Work instructions: Exactly repeat the material, dropping only the pictures.

Material supplied:
-- BEGIN --
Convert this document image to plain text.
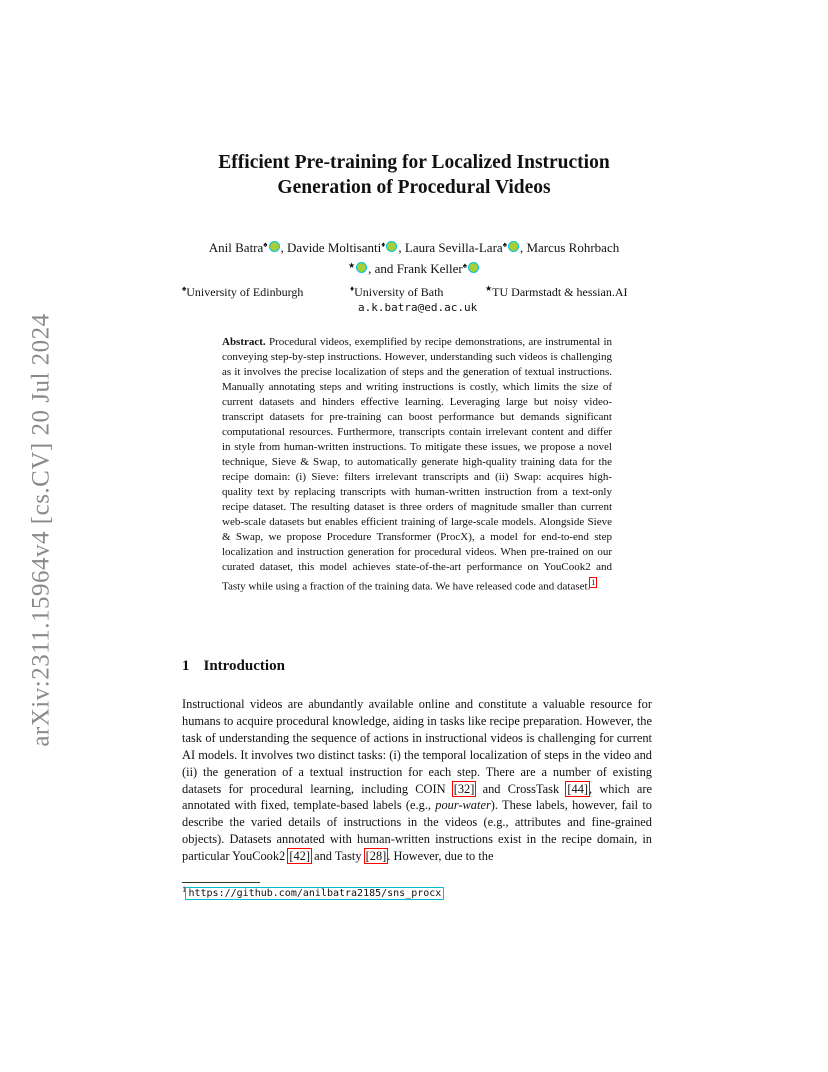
arXiv:2311.15964v4 [cs.CV] 20 Jul 2024
Efficient Pre-training for Localized Instruction
Generation of Procedural Videos
Anil Batra♠ , Davide Moltisanti♦ , Laura Sevilla-Lara♠ , Marcus Rohrbach
★ , and Frank Keller♠
♠University of Edinburgh	♦University of Bath	★TU Darmstadt & hessian.AI
a.k.batra@ed.ac.uk
Abstract. Procedural videos, exemplified by recipe demonstrations, are instrumental in conveying step-by-step instructions. However, understanding such videos is challenging as it involves the precise localization of steps and the generation of textual instructions. Manually annotating steps and writing instructions is costly, which limits the size of current datasets and hinders effective learning. Leveraging large but noisy video-transcript datasets for pre-training can boost performance but demands significant computational resources. Furthermore, transcripts contain irrelevant content and differ in style from human-written instructions. To mitigate these issues, we propose a novel technique, Sieve & Swap, to automatically generate high-quality training data for the recipe domain: (i) Sieve: filters irrelevant transcripts and (ii) Swap: acquires high-quality text by replacing transcripts with human-written instruction from a text-only recipe dataset. The resulting dataset is three orders of magnitude smaller than current web-scale datasets but enables efficient training of large-scale models. Alongside Sieve & Swap, we propose Procedure Transformer (ProcX), a model for end-to-end step localization and instruction generation for procedural videos. When pre-trained on our curated dataset, this model achieves state-of-the-art performance on YouCook2 and Tasty while using a fraction of the training data. We have released code and dataset.$^1$
1 Introduction
Instructional videos are abundantly available online and constitute a valuable resource for humans to acquire procedural knowledge, aiding in tasks like recipe preparation. However, the task of understanding the sequence of actions in instructional videos is challenging for current AI models. It involves two distinct tasks: (i) the temporal localization of steps in the video and (ii) the generation of a textual instruction for each step. There are a number of existing datasets for procedural learning, including COIN [32] and CrossTask [44], which are annotated with fixed, template-based labels (e.g., pour-water). These labels, however, fail to describe the varied details of instructions in the videos (e.g., attributes and fine-grained objects). Datasets annotated with human-written instructions exist in the recipe domain, in particular YouCook2 [42] and Tasty [28]. However, due to the
$^1$ https://github.com/anilbatra2185/sns_procx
-- END --
Exercise answer:
Convert this document image to plain text.
arXiv:2311.15964v4 [cs.CV] 20 Jul 2024
Efficient Pre-training for Localized Instruction
Generation of Procedural Videos
Anil Batra♠ , Davide Moltisanti♦ , Laura Sevilla-Lara♠ , Marcus Rohrbach
★ , and Frank Keller♠
♠University of Edinburgh	♦University of Bath	★TU Darmstadt & hessian.AI
a.k.batra@ed.ac.uk
Abstract. Procedural videos, exemplified by recipe demonstrations, are instrumental in conveying step-by-step instructions. However, understanding such videos is challenging as it involves the precise localization of steps and the generation of textual instructions. Manually annotating steps and writing instructions is costly, which limits the size of current datasets and hinders effective learning. Leveraging large but noisy video-transcript datasets for pre-training can boost performance but demands significant computational resources. Furthermore, transcripts contain irrelevant content and differ in style from human-written instructions. To mitigate these issues, we propose a novel technique, Sieve & Swap, to automatically generate high-quality training data for the recipe domain: (i) Sieve: filters irrelevant transcripts and (ii) Swap: acquires high-quality text by replacing transcripts with human-written instruction from a text-only recipe dataset. The resulting dataset is three orders of magnitude smaller than current web-scale datasets but enables efficient training of large-scale models. Alongside Sieve & Swap, we propose Procedure Transformer (ProcX), a model for end-to-end step localization and instruction generation for procedural videos. When pre-trained on our curated dataset, this model achieves state-of-the-art performance on YouCook2 and Tasty while using a fraction of the training data. We have released code and dataset.$^1$
1 Introduction
Instructional videos are abundantly available online and constitute a valuable resource for humans to acquire procedural knowledge, aiding in tasks like recipe preparation. However, the task of understanding the sequence of actions in instructional videos is challenging for current AI models. It involves two distinct tasks: (i) the temporal localization of steps in the video and (ii) the generation of a textual instruction for each step. There are a number of existing datasets for procedural learning, including COIN [32] and CrossTask [44], which are annotated with fixed, template-based labels (e.g., pour-water). These labels, however, fail to describe the varied details of instructions in the videos (e.g., attributes and fine-grained objects). Datasets annotated with human-written instructions exist in the recipe domain, in particular YouCook2 [42] and Tasty [28]. However, due to the
$^1$ https://github.com/anilbatra2185/sns_procx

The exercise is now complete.